PROBLEM DETAILS: Quote the listing below in full and exactly as written, but omit every picture.

>> begin

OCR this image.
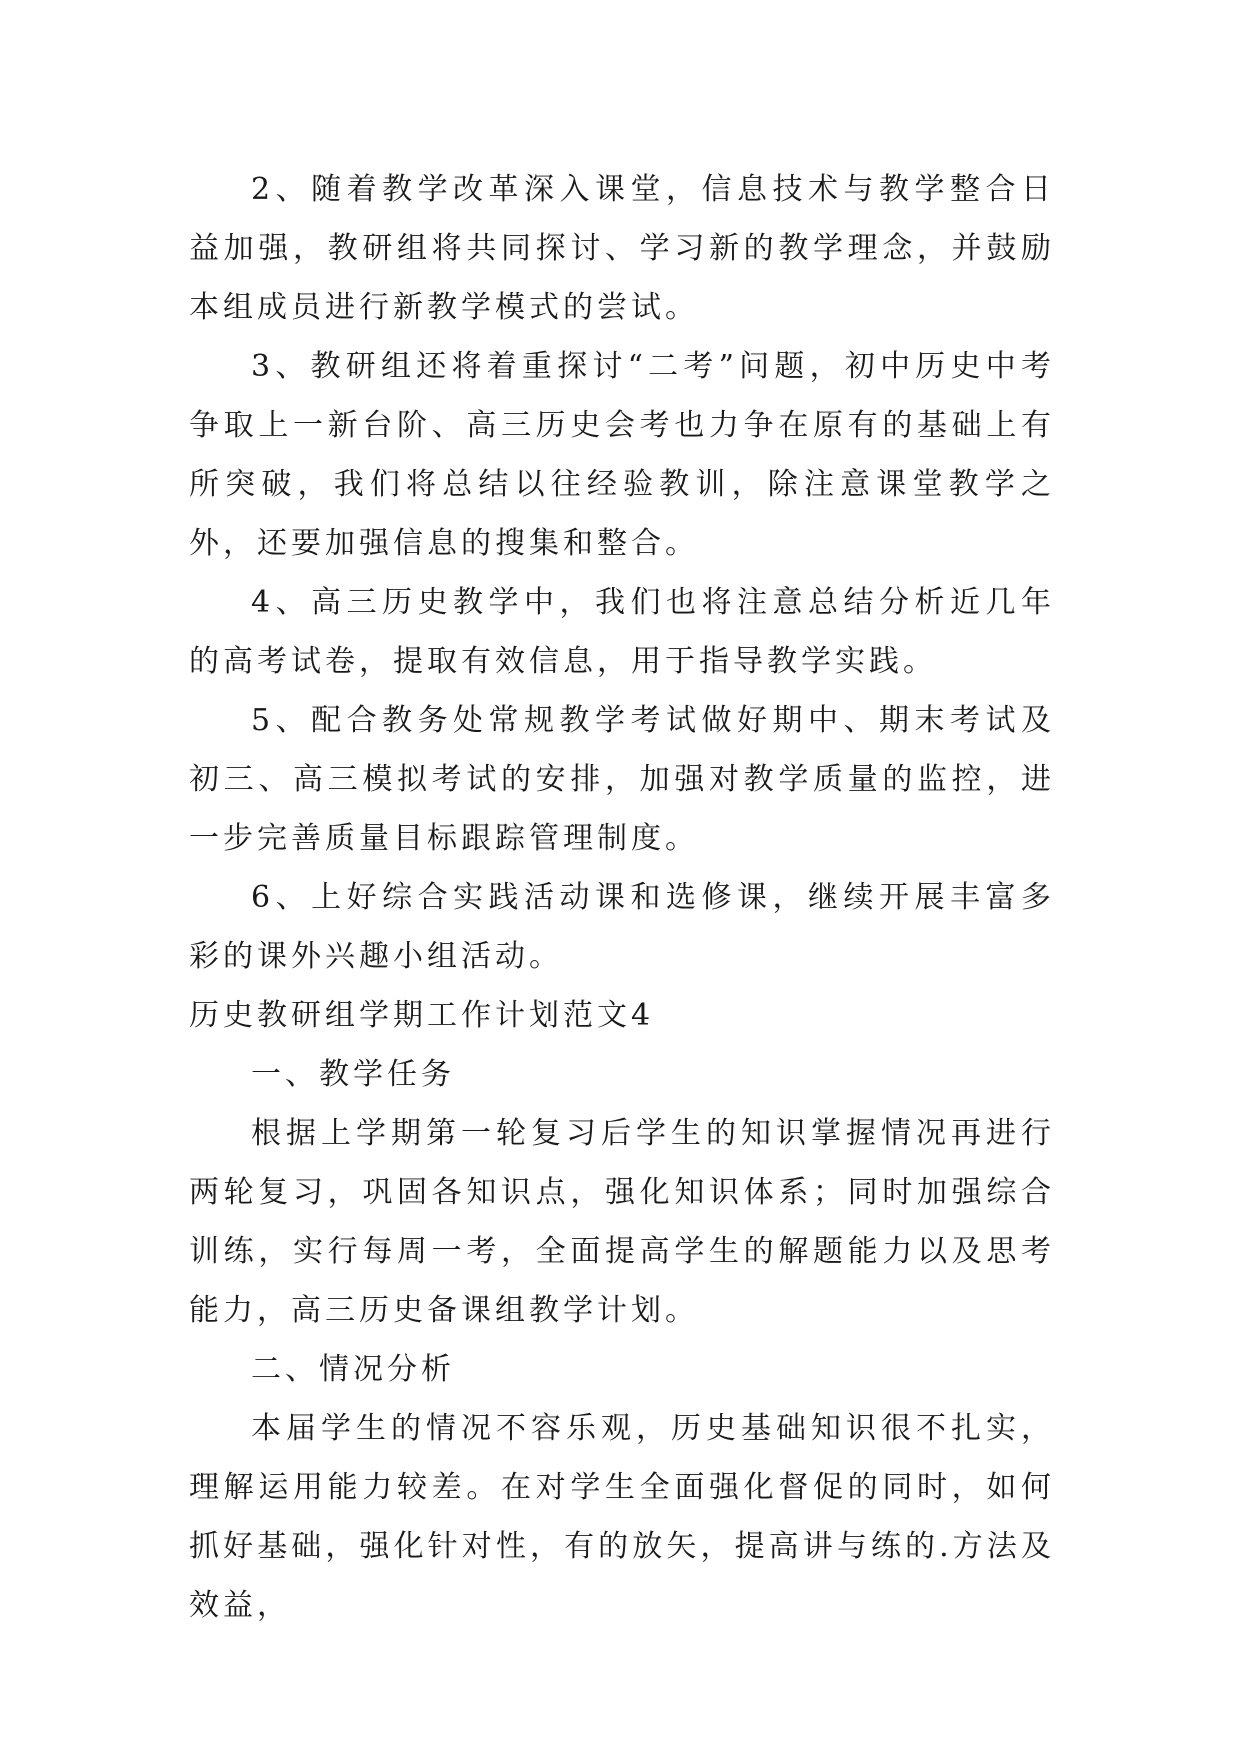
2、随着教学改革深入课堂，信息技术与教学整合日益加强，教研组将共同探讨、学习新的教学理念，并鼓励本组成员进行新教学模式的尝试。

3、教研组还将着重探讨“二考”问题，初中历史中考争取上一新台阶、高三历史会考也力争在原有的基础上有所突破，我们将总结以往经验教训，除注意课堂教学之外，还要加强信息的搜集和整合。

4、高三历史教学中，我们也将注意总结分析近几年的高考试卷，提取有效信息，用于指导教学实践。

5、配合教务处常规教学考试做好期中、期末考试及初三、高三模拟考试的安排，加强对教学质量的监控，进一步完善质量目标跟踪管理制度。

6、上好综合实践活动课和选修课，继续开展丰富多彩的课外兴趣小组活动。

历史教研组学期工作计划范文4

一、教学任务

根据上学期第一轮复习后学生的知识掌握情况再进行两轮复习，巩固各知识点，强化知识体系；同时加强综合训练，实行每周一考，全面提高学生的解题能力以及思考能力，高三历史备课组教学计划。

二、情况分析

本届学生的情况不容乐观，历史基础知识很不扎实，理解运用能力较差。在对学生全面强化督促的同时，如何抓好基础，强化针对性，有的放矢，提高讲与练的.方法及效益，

>> end

COMPLETE RESPONSE:
OCR this image.
2、随着教学改革深入课堂，信息技术与教学整合日益加强，教研组将共同探讨、学习新的教学理念，并鼓励本组成员进行新教学模式的尝试。

3、教研组还将着重探讨“二考”问题，初中历史中考争取上一新台阶、高三历史会考也力争在原有的基础上有所突破，我们将总结以往经验教训，除注意课堂教学之外，还要加强信息的搜集和整合。

4、高三历史教学中，我们也将注意总结分析近几年的高考试卷，提取有效信息，用于指导教学实践。

5、配合教务处常规教学考试做好期中、期末考试及初三、高三模拟考试的安排，加强对教学质量的监控，进一步完善质量目标跟踪管理制度。

6、上好综合实践活动课和选修课，继续开展丰富多彩的课外兴趣小组活动。

历史教研组学期工作计划范文4

一、教学任务

根据上学期第一轮复习后学生的知识掌握情况再进行两轮复习，巩固各知识点，强化知识体系；同时加强综合训练，实行每周一考，全面提高学生的解题能力以及思考能力，高三历史备课组教学计划。

二、情况分析

本届学生的情况不容乐观，历史基础知识很不扎实，理解运用能力较差。在对学生全面强化督促的同时，如何抓好基础，强化针对性，有的放矢，提高讲与练的.方法及效益，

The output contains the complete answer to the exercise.